▸ **REQUIRED TASK**
Reply with one number: the count of lines in the records below that hold "display".

▸ **DATASET EXCERPTS**
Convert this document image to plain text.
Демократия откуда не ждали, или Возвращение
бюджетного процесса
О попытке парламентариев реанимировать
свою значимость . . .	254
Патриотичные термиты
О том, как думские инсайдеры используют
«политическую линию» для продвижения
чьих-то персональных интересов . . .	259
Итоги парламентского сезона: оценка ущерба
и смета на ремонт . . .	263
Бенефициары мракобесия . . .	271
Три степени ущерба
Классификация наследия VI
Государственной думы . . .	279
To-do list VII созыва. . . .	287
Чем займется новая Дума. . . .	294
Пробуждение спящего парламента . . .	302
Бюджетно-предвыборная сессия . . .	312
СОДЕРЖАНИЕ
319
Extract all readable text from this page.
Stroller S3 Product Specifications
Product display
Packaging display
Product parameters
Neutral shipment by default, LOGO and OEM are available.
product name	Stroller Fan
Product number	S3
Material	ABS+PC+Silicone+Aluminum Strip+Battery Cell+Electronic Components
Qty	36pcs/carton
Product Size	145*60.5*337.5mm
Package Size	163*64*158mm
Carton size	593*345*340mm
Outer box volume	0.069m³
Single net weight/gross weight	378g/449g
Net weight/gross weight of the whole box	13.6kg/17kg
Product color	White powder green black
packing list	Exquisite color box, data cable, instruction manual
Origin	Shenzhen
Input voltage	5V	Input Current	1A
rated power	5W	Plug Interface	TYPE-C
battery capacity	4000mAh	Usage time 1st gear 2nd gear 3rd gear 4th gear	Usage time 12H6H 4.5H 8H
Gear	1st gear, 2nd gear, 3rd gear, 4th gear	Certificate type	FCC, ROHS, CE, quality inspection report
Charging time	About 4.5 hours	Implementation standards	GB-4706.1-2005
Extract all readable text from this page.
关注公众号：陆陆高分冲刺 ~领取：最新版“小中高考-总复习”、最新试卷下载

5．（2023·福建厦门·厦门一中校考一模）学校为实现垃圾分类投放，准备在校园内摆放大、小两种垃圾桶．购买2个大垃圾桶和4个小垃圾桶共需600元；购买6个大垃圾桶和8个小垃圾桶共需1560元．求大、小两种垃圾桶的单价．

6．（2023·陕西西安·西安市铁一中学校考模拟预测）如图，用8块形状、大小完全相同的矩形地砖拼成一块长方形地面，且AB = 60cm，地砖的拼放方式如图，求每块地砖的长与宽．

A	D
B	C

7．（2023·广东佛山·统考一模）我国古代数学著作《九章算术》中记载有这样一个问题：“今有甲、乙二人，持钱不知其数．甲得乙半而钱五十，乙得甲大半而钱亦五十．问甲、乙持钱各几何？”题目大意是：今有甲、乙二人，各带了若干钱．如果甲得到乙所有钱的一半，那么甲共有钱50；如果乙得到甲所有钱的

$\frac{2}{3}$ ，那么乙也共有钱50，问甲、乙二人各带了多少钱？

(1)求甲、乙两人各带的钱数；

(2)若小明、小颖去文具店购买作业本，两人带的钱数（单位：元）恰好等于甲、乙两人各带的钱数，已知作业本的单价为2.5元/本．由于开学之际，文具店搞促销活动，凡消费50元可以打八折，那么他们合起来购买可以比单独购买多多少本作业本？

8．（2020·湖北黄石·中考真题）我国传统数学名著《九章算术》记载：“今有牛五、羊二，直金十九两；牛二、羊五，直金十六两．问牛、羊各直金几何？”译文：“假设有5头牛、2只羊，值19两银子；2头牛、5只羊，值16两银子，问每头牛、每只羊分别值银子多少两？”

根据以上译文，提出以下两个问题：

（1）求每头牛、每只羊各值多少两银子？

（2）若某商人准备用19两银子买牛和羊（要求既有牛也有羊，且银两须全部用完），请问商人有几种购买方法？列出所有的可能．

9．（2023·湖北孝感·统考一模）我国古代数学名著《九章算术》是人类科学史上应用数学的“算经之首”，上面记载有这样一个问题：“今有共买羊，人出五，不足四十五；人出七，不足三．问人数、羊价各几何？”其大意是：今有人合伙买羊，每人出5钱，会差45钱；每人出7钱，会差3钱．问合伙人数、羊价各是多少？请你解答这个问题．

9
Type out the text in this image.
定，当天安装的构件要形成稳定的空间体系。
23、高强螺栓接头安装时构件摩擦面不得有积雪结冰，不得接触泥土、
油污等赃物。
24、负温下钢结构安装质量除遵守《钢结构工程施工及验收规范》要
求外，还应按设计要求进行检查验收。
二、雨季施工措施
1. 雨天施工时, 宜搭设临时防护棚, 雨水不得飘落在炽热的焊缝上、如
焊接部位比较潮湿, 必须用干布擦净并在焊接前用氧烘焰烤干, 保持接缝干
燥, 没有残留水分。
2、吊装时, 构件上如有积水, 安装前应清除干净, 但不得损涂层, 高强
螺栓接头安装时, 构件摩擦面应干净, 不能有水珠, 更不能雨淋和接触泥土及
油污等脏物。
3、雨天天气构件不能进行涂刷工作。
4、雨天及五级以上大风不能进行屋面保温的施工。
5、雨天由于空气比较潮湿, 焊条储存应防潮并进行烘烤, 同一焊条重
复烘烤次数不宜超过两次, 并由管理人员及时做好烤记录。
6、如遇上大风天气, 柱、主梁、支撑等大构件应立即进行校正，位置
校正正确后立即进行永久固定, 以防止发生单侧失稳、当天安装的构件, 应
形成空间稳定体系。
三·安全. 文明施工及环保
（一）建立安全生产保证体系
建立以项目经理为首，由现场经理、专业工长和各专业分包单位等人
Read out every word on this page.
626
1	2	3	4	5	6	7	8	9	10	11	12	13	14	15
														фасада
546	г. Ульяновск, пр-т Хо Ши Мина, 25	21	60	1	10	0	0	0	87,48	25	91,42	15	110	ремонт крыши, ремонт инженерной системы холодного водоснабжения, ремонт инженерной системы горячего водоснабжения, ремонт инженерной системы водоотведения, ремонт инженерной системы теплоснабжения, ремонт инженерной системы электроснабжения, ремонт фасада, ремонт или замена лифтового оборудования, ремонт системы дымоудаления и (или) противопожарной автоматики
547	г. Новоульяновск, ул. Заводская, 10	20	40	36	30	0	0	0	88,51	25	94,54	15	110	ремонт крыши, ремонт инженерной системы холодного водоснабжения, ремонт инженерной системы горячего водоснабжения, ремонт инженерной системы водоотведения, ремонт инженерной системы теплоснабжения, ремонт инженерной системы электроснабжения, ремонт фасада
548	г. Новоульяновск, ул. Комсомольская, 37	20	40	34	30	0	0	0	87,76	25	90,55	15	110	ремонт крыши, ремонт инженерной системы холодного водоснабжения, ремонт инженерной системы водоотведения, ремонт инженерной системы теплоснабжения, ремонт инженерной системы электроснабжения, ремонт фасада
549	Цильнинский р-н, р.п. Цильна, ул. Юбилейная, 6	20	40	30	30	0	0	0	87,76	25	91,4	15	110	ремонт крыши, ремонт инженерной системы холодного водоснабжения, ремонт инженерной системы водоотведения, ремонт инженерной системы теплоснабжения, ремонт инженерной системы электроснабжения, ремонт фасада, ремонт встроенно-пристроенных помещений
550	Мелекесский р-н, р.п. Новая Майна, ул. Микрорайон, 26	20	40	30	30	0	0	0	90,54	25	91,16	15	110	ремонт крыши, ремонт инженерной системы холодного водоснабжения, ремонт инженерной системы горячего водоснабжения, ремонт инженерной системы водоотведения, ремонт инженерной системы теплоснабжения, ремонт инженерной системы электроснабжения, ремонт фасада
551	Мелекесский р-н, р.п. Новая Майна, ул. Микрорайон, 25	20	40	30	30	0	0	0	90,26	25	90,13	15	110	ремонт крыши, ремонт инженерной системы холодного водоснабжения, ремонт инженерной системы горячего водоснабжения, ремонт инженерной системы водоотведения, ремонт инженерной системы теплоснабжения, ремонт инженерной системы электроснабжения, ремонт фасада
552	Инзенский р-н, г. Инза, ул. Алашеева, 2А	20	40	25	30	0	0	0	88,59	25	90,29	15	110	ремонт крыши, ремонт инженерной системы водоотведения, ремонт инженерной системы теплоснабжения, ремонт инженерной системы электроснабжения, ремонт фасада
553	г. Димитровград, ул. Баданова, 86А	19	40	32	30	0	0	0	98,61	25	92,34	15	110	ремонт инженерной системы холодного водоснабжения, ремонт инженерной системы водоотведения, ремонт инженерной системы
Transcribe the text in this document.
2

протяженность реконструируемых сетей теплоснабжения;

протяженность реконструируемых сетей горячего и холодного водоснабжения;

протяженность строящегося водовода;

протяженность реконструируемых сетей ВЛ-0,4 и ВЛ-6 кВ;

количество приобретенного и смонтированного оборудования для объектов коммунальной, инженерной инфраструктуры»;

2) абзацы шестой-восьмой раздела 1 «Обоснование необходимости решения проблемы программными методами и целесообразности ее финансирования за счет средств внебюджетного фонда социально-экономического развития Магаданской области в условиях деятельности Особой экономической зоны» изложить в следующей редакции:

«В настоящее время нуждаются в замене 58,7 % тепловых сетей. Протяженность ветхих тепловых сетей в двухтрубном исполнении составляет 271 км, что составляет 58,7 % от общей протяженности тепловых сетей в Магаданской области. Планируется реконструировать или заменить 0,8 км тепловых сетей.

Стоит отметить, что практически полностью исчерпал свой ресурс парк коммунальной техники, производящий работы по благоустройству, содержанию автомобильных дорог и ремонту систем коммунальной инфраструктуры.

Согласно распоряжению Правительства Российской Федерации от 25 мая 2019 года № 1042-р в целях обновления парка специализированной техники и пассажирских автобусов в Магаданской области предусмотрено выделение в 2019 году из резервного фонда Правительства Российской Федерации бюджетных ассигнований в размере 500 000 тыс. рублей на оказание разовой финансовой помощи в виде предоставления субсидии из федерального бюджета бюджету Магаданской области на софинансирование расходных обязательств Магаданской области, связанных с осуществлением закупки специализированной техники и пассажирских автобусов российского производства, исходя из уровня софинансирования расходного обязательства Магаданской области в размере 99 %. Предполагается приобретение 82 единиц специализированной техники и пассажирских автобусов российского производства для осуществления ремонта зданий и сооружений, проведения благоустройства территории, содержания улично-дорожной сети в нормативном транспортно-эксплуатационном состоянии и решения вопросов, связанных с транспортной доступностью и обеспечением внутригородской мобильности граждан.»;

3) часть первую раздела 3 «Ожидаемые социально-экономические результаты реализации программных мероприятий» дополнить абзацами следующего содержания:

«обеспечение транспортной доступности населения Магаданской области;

▸ **RESULT FOR THIS TASK**
2